** Start **
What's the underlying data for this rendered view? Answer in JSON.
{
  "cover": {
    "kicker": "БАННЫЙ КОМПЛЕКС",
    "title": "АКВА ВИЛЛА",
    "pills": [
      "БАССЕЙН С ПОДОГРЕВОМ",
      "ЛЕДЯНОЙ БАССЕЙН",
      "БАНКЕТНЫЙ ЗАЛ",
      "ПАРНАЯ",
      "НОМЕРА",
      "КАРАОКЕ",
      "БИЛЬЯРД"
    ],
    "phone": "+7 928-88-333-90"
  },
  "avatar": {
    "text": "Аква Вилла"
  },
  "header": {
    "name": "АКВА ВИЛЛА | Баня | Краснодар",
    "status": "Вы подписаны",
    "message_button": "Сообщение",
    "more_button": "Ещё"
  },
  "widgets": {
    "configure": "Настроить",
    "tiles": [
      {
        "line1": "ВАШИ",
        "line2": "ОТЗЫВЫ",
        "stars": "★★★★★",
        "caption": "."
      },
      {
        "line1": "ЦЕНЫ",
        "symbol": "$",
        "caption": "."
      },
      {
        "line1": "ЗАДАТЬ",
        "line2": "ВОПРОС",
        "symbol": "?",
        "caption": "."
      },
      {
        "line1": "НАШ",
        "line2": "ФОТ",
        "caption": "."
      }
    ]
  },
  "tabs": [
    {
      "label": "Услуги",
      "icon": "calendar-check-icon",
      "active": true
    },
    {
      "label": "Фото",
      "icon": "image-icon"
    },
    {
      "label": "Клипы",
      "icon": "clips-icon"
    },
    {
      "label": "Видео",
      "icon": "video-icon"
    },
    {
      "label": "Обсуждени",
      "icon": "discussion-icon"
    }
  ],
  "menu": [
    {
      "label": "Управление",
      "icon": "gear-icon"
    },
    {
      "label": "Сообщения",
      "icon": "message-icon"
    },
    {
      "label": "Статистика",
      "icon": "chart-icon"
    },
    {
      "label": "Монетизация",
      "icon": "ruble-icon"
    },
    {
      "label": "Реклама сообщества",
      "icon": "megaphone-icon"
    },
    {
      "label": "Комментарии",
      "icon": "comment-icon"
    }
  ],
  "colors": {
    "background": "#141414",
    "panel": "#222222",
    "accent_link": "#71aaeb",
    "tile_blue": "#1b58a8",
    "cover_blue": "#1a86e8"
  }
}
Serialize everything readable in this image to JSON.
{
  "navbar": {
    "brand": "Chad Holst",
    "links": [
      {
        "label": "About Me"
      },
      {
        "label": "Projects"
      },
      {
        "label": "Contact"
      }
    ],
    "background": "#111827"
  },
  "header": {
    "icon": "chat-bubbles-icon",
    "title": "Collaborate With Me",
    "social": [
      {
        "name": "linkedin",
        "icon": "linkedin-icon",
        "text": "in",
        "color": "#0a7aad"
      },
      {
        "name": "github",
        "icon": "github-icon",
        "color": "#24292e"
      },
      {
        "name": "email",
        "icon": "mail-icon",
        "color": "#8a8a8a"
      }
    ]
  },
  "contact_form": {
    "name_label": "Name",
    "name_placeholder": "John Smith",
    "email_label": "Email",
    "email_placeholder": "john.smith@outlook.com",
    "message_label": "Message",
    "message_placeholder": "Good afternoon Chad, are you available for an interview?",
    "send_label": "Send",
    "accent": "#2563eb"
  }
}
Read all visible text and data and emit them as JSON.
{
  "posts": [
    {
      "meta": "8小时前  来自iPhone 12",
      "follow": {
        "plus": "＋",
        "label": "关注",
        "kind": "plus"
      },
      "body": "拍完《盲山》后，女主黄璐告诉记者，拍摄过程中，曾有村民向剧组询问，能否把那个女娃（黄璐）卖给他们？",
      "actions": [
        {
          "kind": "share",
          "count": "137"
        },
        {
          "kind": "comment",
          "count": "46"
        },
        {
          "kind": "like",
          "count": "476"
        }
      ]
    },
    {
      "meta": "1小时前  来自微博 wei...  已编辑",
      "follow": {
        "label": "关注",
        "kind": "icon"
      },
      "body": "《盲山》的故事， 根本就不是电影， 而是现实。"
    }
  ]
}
** End **
Task prompt
Where a line above includes "this", copy that line.

Task solution
What's the underlying data for this rendered view? Answer in JSON.
Serialize everything readable in this image to JSON.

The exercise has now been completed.